Task details :: Lift out each line of the data that holds "level".

Dataset content ::

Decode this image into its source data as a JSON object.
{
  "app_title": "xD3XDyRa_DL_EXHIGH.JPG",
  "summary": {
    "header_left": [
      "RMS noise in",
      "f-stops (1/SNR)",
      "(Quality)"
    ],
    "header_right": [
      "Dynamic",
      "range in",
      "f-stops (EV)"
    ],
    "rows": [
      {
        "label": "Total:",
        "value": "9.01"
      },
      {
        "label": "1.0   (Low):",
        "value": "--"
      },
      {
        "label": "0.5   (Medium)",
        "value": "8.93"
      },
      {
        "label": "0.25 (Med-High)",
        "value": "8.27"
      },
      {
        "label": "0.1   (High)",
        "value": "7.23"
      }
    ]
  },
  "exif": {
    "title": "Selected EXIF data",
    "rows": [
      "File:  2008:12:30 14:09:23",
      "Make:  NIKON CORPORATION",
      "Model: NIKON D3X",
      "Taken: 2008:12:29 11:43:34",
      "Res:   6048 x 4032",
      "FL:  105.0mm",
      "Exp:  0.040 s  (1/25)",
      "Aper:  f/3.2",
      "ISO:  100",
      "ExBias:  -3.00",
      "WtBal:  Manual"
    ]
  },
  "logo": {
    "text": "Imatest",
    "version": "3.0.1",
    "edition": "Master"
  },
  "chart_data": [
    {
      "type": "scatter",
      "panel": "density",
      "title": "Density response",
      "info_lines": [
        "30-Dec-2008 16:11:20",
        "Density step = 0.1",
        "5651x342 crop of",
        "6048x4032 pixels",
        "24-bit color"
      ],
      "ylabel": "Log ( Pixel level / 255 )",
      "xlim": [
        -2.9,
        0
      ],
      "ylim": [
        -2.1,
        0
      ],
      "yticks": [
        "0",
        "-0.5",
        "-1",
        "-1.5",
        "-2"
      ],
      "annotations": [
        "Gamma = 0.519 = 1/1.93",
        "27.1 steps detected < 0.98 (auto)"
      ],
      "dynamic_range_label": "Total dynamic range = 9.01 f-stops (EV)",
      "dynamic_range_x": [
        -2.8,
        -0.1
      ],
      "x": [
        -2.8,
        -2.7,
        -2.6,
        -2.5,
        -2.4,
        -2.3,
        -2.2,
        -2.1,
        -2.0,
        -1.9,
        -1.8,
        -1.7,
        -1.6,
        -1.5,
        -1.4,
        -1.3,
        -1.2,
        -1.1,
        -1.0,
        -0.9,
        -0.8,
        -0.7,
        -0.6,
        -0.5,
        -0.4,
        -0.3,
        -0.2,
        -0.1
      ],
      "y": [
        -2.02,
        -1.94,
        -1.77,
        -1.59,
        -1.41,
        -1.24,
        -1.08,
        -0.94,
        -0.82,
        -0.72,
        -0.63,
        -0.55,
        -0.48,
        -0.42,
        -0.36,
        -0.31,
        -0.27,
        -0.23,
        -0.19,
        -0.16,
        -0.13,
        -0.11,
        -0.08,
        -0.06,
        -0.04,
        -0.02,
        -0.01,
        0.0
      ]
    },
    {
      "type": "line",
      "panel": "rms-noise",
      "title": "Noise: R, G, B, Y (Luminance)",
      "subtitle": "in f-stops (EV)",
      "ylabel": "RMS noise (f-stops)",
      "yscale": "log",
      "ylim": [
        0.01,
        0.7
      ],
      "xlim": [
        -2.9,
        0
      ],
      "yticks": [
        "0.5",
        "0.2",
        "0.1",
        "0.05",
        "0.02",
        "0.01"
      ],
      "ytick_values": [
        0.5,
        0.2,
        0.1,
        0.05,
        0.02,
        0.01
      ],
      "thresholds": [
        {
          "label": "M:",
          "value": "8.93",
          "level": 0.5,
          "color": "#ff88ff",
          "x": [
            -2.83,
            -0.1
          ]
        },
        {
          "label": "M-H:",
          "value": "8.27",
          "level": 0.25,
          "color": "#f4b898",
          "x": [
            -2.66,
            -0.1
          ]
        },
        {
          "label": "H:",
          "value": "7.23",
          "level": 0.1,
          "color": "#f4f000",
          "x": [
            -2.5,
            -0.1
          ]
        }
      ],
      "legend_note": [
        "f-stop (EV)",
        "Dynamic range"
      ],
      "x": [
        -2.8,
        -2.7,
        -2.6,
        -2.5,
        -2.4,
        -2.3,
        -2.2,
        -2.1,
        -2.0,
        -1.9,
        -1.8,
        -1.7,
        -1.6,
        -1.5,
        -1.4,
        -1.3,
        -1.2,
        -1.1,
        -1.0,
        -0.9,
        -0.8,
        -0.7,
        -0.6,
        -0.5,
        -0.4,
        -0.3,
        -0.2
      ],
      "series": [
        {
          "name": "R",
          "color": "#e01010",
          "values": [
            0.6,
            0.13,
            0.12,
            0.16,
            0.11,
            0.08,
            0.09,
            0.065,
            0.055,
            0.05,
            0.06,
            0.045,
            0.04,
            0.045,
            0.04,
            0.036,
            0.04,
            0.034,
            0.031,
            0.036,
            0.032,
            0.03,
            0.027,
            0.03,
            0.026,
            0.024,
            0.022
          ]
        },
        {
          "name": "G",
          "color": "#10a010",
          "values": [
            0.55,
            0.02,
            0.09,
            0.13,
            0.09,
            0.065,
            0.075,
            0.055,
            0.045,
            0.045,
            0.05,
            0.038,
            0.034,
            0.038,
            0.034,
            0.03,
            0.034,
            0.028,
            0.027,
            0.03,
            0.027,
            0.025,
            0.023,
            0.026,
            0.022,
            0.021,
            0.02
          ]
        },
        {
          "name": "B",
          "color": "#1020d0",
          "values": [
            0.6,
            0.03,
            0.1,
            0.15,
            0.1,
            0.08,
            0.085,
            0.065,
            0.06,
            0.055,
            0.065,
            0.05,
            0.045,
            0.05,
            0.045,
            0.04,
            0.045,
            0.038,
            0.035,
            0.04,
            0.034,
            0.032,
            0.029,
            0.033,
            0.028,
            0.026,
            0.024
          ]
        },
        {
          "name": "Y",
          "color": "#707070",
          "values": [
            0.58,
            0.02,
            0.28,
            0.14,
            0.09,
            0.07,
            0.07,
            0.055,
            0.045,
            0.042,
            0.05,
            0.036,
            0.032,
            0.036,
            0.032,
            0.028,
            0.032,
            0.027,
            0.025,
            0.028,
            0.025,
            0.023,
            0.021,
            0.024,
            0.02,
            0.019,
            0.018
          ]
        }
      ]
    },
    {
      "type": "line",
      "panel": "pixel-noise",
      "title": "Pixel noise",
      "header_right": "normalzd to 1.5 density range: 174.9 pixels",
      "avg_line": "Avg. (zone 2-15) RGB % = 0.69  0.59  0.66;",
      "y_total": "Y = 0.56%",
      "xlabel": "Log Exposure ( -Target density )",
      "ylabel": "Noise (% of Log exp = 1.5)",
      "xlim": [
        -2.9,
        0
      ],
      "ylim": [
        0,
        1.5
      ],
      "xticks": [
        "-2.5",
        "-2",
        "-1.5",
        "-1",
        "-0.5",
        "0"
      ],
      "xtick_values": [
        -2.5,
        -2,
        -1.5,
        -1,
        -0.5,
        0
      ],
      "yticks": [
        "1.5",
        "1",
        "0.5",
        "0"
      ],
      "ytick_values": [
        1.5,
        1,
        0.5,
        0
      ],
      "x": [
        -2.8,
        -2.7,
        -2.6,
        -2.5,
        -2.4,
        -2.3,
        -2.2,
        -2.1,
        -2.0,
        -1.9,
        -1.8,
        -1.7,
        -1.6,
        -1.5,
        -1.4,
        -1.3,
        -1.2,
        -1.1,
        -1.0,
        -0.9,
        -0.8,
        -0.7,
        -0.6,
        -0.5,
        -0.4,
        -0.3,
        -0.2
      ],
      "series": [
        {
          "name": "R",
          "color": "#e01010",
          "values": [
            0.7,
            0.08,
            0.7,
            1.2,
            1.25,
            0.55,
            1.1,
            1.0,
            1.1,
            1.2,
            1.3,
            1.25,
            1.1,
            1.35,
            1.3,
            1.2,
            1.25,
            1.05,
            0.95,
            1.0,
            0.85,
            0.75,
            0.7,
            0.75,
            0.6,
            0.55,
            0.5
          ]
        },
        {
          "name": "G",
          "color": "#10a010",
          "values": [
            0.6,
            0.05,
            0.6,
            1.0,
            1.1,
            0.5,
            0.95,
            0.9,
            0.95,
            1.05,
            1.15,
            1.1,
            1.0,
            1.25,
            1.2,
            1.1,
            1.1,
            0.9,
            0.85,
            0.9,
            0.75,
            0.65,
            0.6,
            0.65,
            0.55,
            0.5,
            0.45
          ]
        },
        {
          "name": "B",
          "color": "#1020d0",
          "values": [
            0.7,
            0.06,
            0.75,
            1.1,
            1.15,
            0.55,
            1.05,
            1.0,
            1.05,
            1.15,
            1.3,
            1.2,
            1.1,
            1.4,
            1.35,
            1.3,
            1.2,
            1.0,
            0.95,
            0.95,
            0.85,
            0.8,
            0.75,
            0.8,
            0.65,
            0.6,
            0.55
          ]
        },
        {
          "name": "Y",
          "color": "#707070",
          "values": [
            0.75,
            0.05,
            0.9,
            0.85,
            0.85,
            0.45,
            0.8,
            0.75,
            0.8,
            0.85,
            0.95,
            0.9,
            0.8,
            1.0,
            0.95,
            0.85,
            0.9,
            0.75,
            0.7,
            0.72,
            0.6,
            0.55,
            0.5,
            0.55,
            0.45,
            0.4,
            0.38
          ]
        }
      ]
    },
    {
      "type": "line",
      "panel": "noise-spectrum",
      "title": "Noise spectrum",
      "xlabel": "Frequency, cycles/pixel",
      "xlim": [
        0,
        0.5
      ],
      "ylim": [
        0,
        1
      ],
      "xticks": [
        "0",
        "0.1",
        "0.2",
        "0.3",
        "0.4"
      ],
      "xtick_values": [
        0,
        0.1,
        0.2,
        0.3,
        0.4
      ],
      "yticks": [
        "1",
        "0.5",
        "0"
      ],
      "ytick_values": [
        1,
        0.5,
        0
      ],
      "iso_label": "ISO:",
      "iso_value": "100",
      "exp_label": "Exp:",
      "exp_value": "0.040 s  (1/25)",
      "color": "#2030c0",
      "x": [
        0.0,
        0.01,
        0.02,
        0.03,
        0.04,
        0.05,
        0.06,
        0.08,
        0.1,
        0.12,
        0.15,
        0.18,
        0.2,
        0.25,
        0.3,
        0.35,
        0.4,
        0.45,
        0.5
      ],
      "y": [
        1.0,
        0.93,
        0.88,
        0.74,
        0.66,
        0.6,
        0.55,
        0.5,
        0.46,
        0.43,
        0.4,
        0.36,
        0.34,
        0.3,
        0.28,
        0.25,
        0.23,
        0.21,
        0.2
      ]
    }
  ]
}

Exercise result ::
      "ylabel": "Log ( Pixel level / 255 )",
          "level": 0.5,
          "level": 0.25,
          "level": 0.1,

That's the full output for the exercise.